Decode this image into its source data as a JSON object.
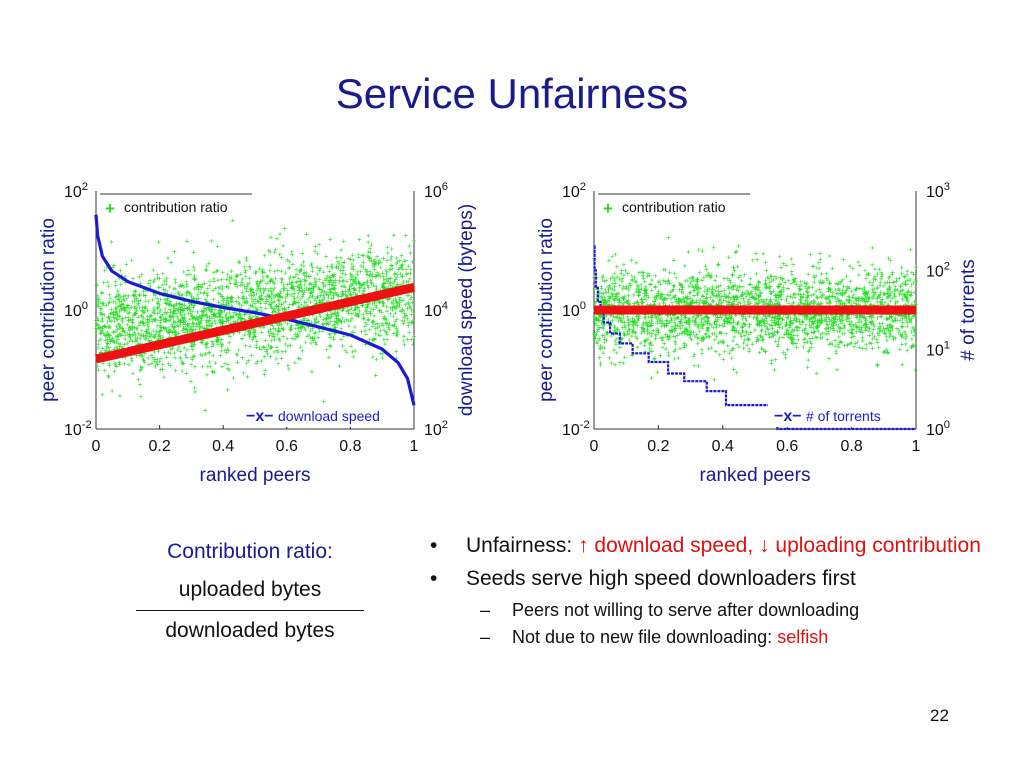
{
  "slide": {
    "title": "Service Unfairness",
    "page_number": "22"
  },
  "definition": {
    "label": "Contribution ratio:",
    "numerator": "uploaded bytes",
    "denominator": "downloaded bytes"
  },
  "bullets": {
    "b1_lead": "Unfairness:",
    "b1_up_arrow": "↑",
    "b1_down_arrow": "↓",
    "b1_part1": "download speed,",
    "b1_part2": "uploading contribution",
    "b2_text": "Seeds serve high speed downloaders first",
    "sub1_text": "Peers not willing to serve after downloading",
    "sub2_lead": "Not due to new file downloading:",
    "sub2_highlight": "selfish"
  },
  "colors": {
    "title": "#1a1a8c",
    "axis_text": "#1a1a8c",
    "scatter": "#22dd22",
    "blue_series": "#1a1ad6",
    "red_trend": "#ee1111",
    "highlight_text": "#e01010"
  },
  "chart_data": [
    {
      "type": "scatter",
      "xlabel": "ranked peers",
      "ylabel": "peer contribution ratio",
      "ylabel_right": "download speed (byteps)",
      "xlim": [
        0,
        1
      ],
      "ylim": [
        0.01,
        100
      ],
      "ylim_right": [
        100,
        1000000
      ],
      "yscale": "log",
      "yscale_right": "log",
      "x_ticks": [
        "0",
        "0.2",
        "0.4",
        "0.6",
        "0.8",
        "1"
      ],
      "y_ticks": [
        {
          "base": "10",
          "exp": "2"
        },
        {
          "base": "10",
          "exp": "0"
        },
        {
          "base": "10",
          "exp": "-2"
        }
      ],
      "y_ticks_right": [
        {
          "base": "10",
          "exp": "6"
        },
        {
          "base": "10",
          "exp": "4"
        },
        {
          "base": "10",
          "exp": "2"
        }
      ],
      "legend": [
        {
          "marker": "+",
          "label": "contribution ratio",
          "placement": "top-left"
        },
        {
          "marker": "−x−",
          "label": "download speed",
          "placement": "bottom-right"
        }
      ],
      "series": [
        {
          "name": "contribution ratio",
          "kind": "scatter",
          "axis": "left",
          "center_log10": 0.0,
          "spread_log10": 0.75,
          "points": 2500
        },
        {
          "name": "download speed",
          "kind": "line",
          "axis": "right",
          "x": [
            0,
            0.005,
            0.02,
            0.05,
            0.1,
            0.2,
            0.3,
            0.4,
            0.5,
            0.6,
            0.7,
            0.8,
            0.9,
            0.95,
            0.98,
            1.0
          ],
          "y": [
            400000,
            180000,
            80000,
            45000,
            30000,
            19000,
            14000,
            11000,
            9000,
            7000,
            5200,
            3800,
            2200,
            1300,
            700,
            250
          ]
        },
        {
          "name": "",
          "kind": "trend",
          "axis": "left",
          "x": [
            0,
            1
          ],
          "y": [
            0.15,
            2.4
          ]
        }
      ]
    },
    {
      "type": "scatter",
      "xlabel": "ranked peers",
      "ylabel": "peer contribution ratio",
      "ylabel_right": "# of torrents",
      "xlim": [
        0,
        1
      ],
      "ylim": [
        0.01,
        100
      ],
      "ylim_right": [
        1,
        1000
      ],
      "yscale": "log",
      "yscale_right": "log",
      "x_ticks": [
        "0",
        "0.2",
        "0.4",
        "0.6",
        "0.8",
        "1"
      ],
      "y_ticks": [
        {
          "base": "10",
          "exp": "2"
        },
        {
          "base": "10",
          "exp": "0"
        },
        {
          "base": "10",
          "exp": "-2"
        }
      ],
      "y_ticks_right": [
        {
          "base": "10",
          "exp": "3"
        },
        {
          "base": "10",
          "exp": "2"
        },
        {
          "base": "10",
          "exp": "1"
        },
        {
          "base": "10",
          "exp": "0"
        }
      ],
      "legend": [
        {
          "marker": "+",
          "label": "contribution ratio",
          "placement": "top-left"
        },
        {
          "marker": "−x−",
          "label": "# of torrents",
          "placement": "bottom-right"
        }
      ],
      "series": [
        {
          "name": "contribution ratio",
          "kind": "scatter",
          "axis": "left",
          "center_log10": 0.0,
          "spread_log10": 0.65,
          "points": 2500
        },
        {
          "name": "# of torrents",
          "kind": "step",
          "axis": "right",
          "x": [
            0,
            0.002,
            0.006,
            0.012,
            0.02,
            0.03,
            0.05,
            0.08,
            0.12,
            0.17,
            0.23,
            0.28,
            0.35,
            0.41,
            0.55,
            0.57,
            1.0
          ],
          "y": [
            200,
            100,
            60,
            40,
            30,
            22,
            16,
            12,
            9,
            7,
            5,
            4,
            3,
            2,
            2,
            1,
            1
          ]
        },
        {
          "name": "",
          "kind": "trend",
          "axis": "left",
          "x": [
            0,
            1
          ],
          "y": [
            1,
            1
          ]
        }
      ]
    }
  ]
}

##############################

» What to produce: Report only the number of lines in the records that include the word "title".

» Worked answer: 2